AIM OF THE TASK ▸ Extract every line below that contains the word "bottom", and copy each one in full.

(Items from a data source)

__________________________________________________

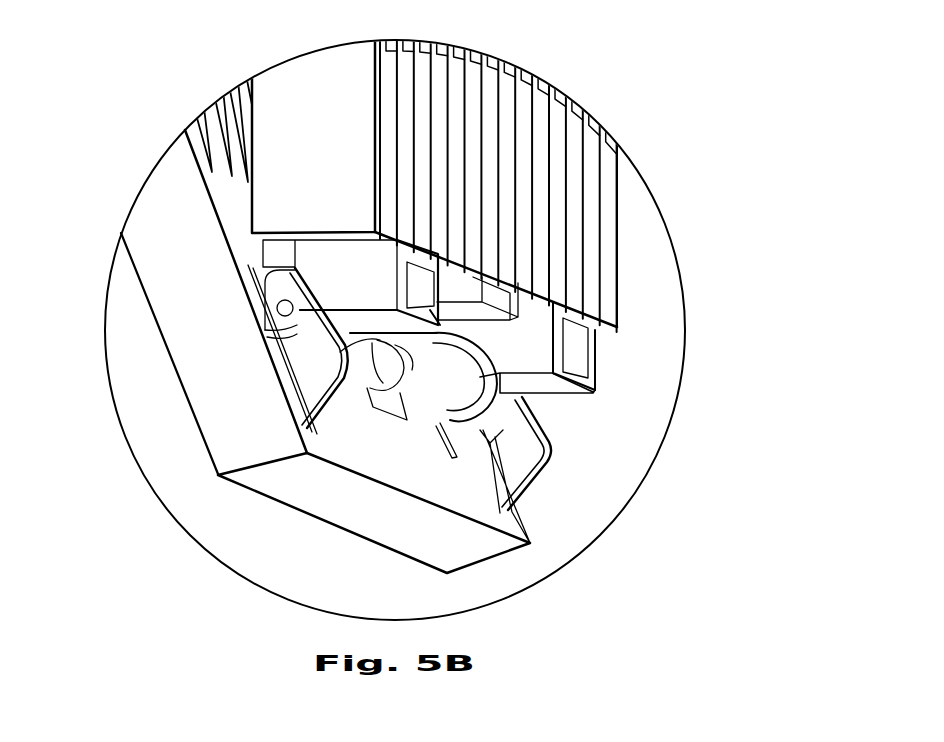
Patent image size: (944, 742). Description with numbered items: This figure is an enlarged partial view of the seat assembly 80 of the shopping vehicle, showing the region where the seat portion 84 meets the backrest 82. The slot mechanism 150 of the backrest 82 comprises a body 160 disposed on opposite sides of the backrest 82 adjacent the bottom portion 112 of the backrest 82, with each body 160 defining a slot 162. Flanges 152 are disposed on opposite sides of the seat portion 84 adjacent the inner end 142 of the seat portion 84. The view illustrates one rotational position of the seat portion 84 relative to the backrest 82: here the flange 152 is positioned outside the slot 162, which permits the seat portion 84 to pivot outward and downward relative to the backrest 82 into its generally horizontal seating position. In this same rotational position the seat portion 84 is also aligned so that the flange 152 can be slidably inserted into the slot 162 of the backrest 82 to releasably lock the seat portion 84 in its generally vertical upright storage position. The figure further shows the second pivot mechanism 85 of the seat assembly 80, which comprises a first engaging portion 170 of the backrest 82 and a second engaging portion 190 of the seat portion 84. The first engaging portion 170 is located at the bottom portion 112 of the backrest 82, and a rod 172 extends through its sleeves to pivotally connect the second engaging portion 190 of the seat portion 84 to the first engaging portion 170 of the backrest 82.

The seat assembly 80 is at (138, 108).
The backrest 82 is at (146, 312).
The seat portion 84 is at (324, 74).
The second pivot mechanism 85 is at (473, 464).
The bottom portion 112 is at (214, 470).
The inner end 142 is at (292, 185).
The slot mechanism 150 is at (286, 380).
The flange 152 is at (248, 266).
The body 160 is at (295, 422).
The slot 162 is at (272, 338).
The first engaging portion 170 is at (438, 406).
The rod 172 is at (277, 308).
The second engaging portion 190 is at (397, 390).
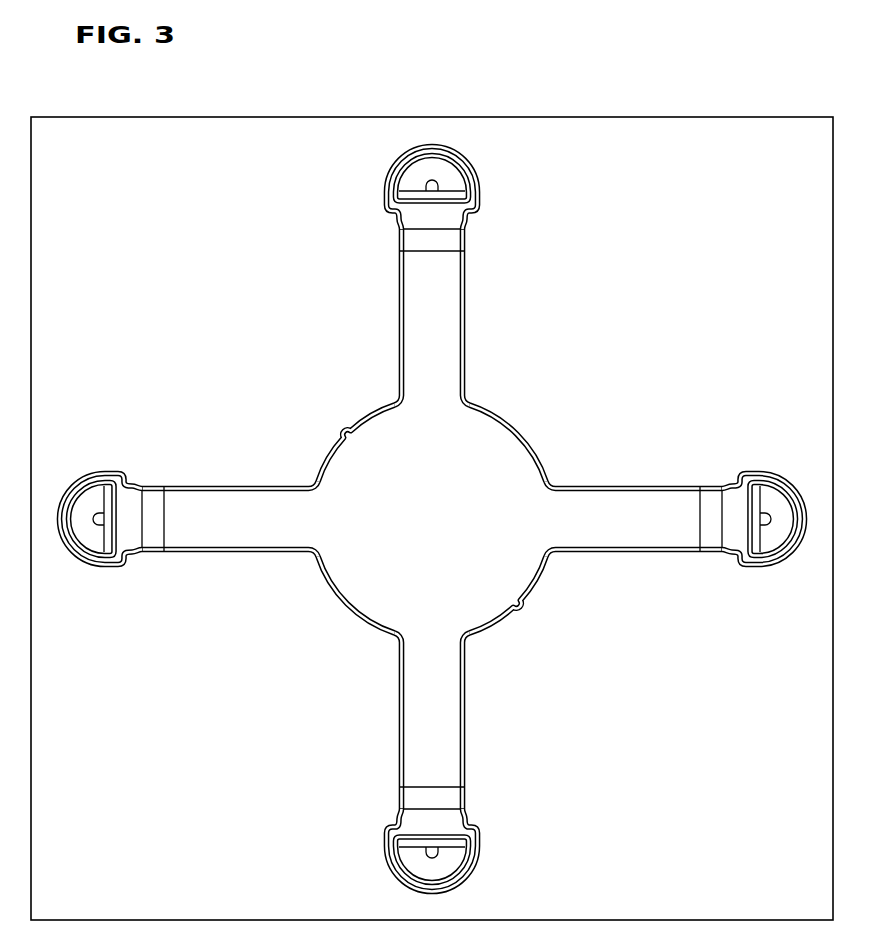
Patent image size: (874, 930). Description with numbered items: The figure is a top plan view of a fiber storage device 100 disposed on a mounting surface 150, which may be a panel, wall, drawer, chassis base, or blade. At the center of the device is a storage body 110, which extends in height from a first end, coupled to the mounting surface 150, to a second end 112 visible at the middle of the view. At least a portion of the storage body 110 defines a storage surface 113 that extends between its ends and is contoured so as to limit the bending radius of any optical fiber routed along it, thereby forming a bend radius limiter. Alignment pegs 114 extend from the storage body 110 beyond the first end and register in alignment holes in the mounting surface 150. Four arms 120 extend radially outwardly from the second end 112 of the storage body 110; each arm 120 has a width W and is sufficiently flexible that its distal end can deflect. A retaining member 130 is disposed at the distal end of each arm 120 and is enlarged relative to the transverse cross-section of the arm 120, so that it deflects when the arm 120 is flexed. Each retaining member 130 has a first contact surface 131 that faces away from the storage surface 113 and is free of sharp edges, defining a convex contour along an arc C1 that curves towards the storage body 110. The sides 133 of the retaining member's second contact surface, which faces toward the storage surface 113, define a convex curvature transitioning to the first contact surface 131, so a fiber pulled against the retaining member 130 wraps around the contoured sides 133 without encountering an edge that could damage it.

__________________________________________________

ANSWER TO THIS TASK ▸
Patent image size: (944, 742). Description with numbered items: This figure is an enlarged partial view of the seat assembly 80 of the shopping vehicle, showing the region where the seat portion 84 meets the backrest 82. The slot mechanism 150 of the backrest 82 comprises a body 160 disposed on opposite sides of the backrest 82 adjacent the bottom portion 112 of the backrest 82, with each body 160 defining a slot 162. Flanges 152 are disposed on opposite sides of the seat portion 84 adjacent the inner end 142 of the seat portion 84. The view illustrates one rotational position of the seat portion 84 relative to the backrest 82: here the flange 152 is positioned outside the slot 162, which permits the seat portion 84 to pivot outward and downward relative to the backrest 82 into its generally horizontal seating position. In this same rotational position the seat portion 84 is also aligned so that the flange 152 can be slidably inserted into the slot 162 of the backrest 82 to releasably lock the seat portion 84 in its generally vertical upright storage position. The figure further shows the second pivot mechanism 85 of the seat assembly 80, which comprises a first engaging portion 170 of the backrest 82 and a second engaging portion 190 of the seat portion 84. The first engaging portion 170 is located at the bottom portion 112 of the backrest 82, and a rod 172 extends through its sleeves to pivotally connect the second engaging portion 190 of the seat portion 84 to the first engaging portion 170 of the backrest 82.
The bottom portion 112 is at (214, 470).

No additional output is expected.